§ **Given instruction**: Reproduce the material word for word; the images stay out.
------ The input ------
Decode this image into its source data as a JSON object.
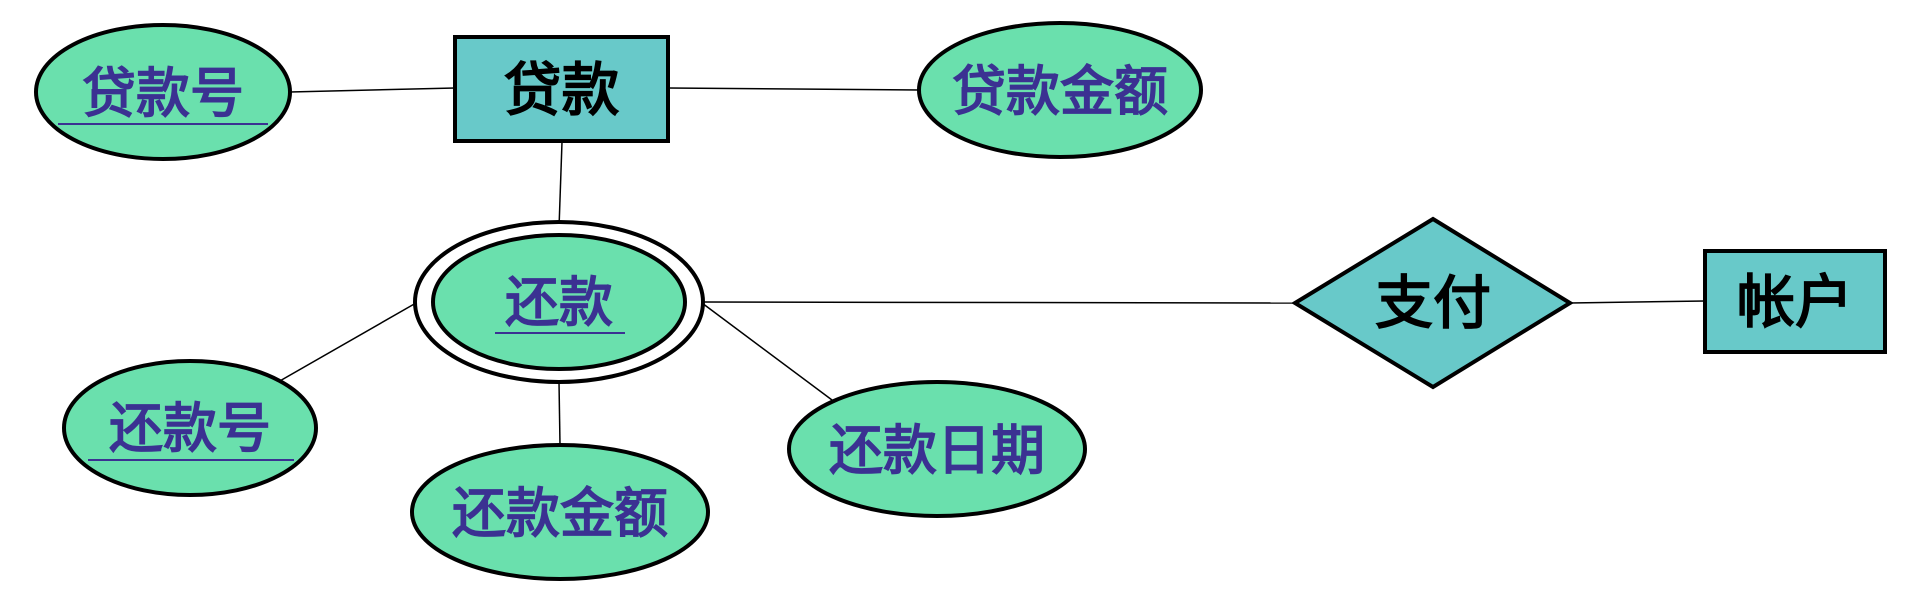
{
  "colors": {
    "entity_fill": "#68c9c9",
    "attribute_fill": "#6ae0ad",
    "relationship_fill": "#68c9c9",
    "outline": "#000000",
    "entity_text": "#000000",
    "attribute_text": "#3b3192"
  },
  "entities": {
    "loan": {
      "label": "贷款"
    },
    "account": {
      "label": "帐户"
    }
  },
  "weak_entity": {
    "label": "还款"
  },
  "relationship": {
    "label": "支付"
  },
  "attributes": {
    "loan_number": {
      "label": "贷款号",
      "key": true
    },
    "loan_amount": {
      "label": "贷款金额",
      "key": false
    },
    "payment_number": {
      "label": "还款号",
      "key": true
    },
    "payment_amount": {
      "label": "还款金额",
      "key": false
    },
    "payment_date": {
      "label": "还款日期",
      "key": false
    }
  }
}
------
§ **Correct answer**:
Decode this image into its source data as a JSON object.
{
  "colors": {
    "entity_fill": "#68c9c9",
    "attribute_fill": "#6ae0ad",
    "relationship_fill": "#68c9c9",
    "outline": "#000000",
    "entity_text": "#000000",
    "attribute_text": "#3b3192"
  },
  "entities": {
    "loan": {
      "label": "贷款"
    },
    "account": {
      "label": "帐户"
    }
  },
  "weak_entity": {
    "label": "还款"
  },
  "relationship": {
    "label": "支付"
  },
  "attributes": {
    "loan_number": {
      "label": "贷款号",
      "key": true
    },
    "loan_amount": {
      "label": "贷款金额",
      "key": false
    },
    "payment_number": {
      "label": "还款号",
      "key": true
    },
    "payment_amount": {
      "label": "还款金额",
      "key": false
    },
    "payment_date": {
      "label": "还款日期",
      "key": false
    }
  }
}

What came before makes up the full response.